**Task goal:**
Go through the material below, count the lines with the word "Displays", and reply with the count alone.

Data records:

>>>>>

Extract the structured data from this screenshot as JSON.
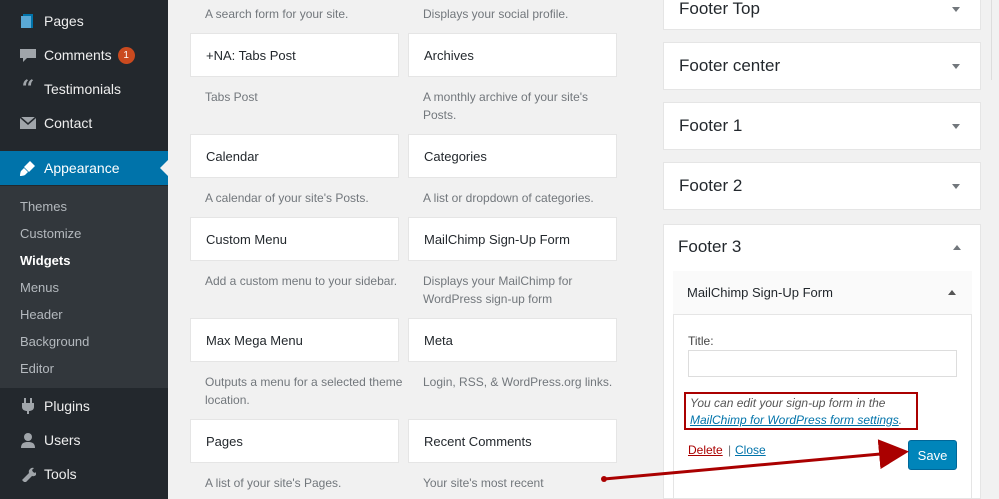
{
  "sidebar": {
    "items": [
      {
        "label": "Pages",
        "icon": "pages-icon"
      },
      {
        "label": "Comments",
        "icon": "comments-icon",
        "badge": "1"
      },
      {
        "label": "Testimonials",
        "icon": "quote-icon"
      },
      {
        "label": "Contact",
        "icon": "mail-icon"
      },
      {
        "label": "Appearance",
        "icon": "paintbrush-icon"
      },
      {
        "label": "Plugins",
        "icon": "plug-icon"
      },
      {
        "label": "Users",
        "icon": "users-icon"
      },
      {
        "label": "Tools",
        "icon": "wrench-icon"
      }
    ],
    "submenu": [
      "Themes",
      "Customize",
      "Widgets",
      "Menus",
      "Header",
      "Background",
      "Editor"
    ]
  },
  "widgets": {
    "top_desc_left": "A search form for your site.",
    "top_desc_right": "Displays your social profile.",
    "list": [
      {
        "title": "+NA: Tabs Post",
        "desc": "Tabs Post"
      },
      {
        "title": "Archives",
        "desc": "A monthly archive of your site's Posts."
      },
      {
        "title": "Calendar",
        "desc": "A calendar of your site's Posts."
      },
      {
        "title": "Categories",
        "desc": "A list or dropdown of categories."
      },
      {
        "title": "Custom Menu",
        "desc": "Add a custom menu to your sidebar."
      },
      {
        "title": "MailChimp Sign-Up Form",
        "desc": "Displays your MailChimp for WordPress sign-up form"
      },
      {
        "title": "Max Mega Menu",
        "desc": "Outputs a menu for a selected theme location."
      },
      {
        "title": "Meta",
        "desc": "Login, RSS, & WordPress.org links."
      },
      {
        "title": "Pages",
        "desc": "A list of your site's Pages."
      },
      {
        "title": "Recent Comments",
        "desc": "Your site's most recent"
      }
    ]
  },
  "areas": [
    "Footer Top",
    "Footer center",
    "Footer 1",
    "Footer 2",
    "Footer 3"
  ],
  "open_widget": {
    "title": "MailChimp Sign-Up Form",
    "title_label": "Title:",
    "title_value": "",
    "note_text": "You can edit your sign-up form in the",
    "note_link": "MailChimp for WordPress form settings",
    "note_end": ".",
    "delete": "Delete",
    "separator": "|",
    "close": "Close",
    "save": "Save"
  },
  "colors": {
    "admin_bar": "#23282d",
    "accent": "#0073aa",
    "badge": "#ca4a1f",
    "annotation": "#a00000"
  }
}
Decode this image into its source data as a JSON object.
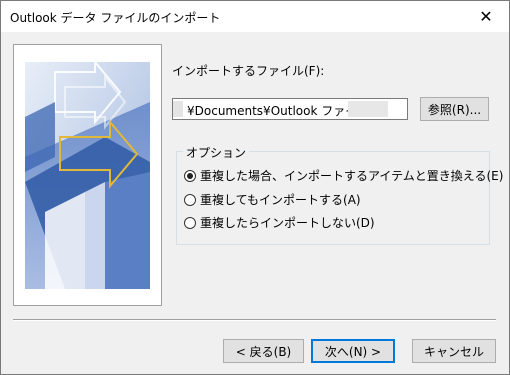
{
  "window": {
    "title": "Outlook データ ファイルのインポート",
    "close_glyph": "✕"
  },
  "main": {
    "file_label": "インポートするファイル(F):",
    "file_path": "¥Documents¥Outlook ファイル¥",
    "browse_label": "参照(R)..."
  },
  "options": {
    "group_title": "オプション",
    "items": [
      {
        "label": "重複した場合、インポートするアイテムと置き換える(E)",
        "selected": true
      },
      {
        "label": "重複してもインポートする(A)",
        "selected": false
      },
      {
        "label": "重複したらインポートしない(D)",
        "selected": false
      }
    ]
  },
  "footer": {
    "back_label": "< 戻る(B)",
    "next_label": "次へ(N) >",
    "cancel_label": "キャンセル"
  },
  "colors": {
    "accent": "#0078d7",
    "wizard_blue": "#2f5aa6",
    "arrow_yellow": "#e0b83a"
  }
}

<<<<<

**Finished task:**
2